Your task:
Copy out the lines that include the word "video".

## BEGIN Material supplied

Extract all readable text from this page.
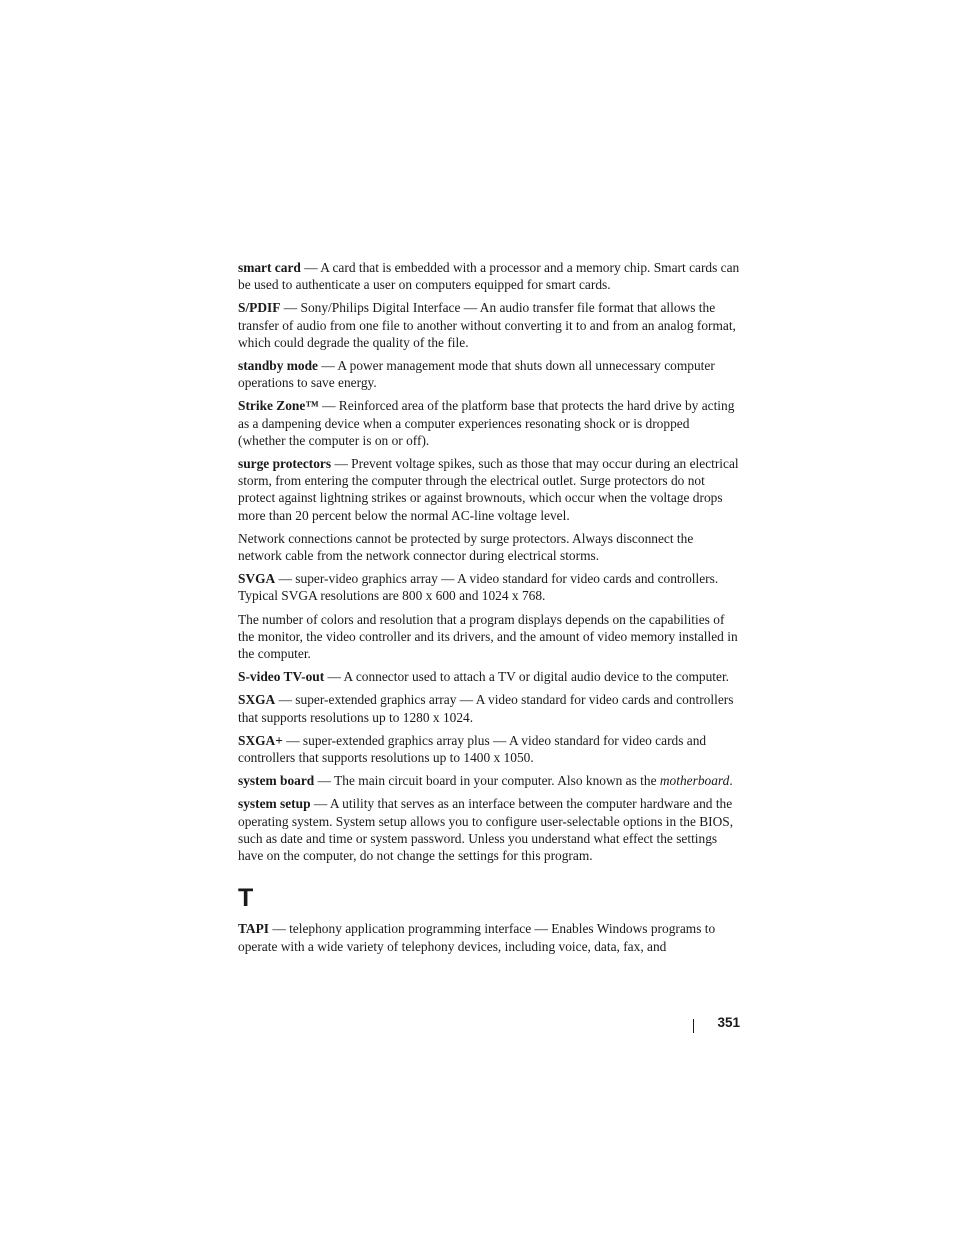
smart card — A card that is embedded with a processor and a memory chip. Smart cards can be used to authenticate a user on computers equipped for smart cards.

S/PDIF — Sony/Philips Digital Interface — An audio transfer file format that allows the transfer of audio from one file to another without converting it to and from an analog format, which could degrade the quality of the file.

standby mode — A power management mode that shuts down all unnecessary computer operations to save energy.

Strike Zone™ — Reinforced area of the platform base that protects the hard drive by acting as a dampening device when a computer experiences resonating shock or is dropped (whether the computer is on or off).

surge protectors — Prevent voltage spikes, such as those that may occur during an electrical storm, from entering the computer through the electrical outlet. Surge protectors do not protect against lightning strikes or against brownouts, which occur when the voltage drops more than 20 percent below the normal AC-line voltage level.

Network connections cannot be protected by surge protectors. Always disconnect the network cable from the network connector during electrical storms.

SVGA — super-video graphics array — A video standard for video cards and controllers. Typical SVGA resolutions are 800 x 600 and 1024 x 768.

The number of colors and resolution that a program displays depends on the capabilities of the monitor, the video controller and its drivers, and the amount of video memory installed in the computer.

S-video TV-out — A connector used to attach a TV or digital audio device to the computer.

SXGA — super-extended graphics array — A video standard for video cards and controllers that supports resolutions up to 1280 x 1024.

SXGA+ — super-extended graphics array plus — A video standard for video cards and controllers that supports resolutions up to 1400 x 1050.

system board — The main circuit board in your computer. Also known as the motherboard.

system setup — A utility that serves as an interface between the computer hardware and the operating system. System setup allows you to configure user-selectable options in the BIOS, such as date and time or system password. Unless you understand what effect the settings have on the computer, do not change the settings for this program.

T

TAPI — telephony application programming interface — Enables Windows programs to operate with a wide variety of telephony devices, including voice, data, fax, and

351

## END Material supplied

Solution for this task:
SVGA — super-video graphics array — A video standard for video cards and controllers. Typical SVGA resolutions are 800 x 600 and 1024 x 768.
The number of colors and resolution that a program displays depends on the capabilities of the monitor, the video controller and its drivers, and the amount of video memory installed in the computer.
S-video TV-out — A connector used to attach a TV or digital audio device to the computer.
SXGA — super-extended graphics array — A video standard for video cards and controllers that supports resolutions up to 1280 x 1024.
SXGA+ — super-extended graphics array plus — A video standard for video cards and controllers that supports resolutions up to 1400 x 1050.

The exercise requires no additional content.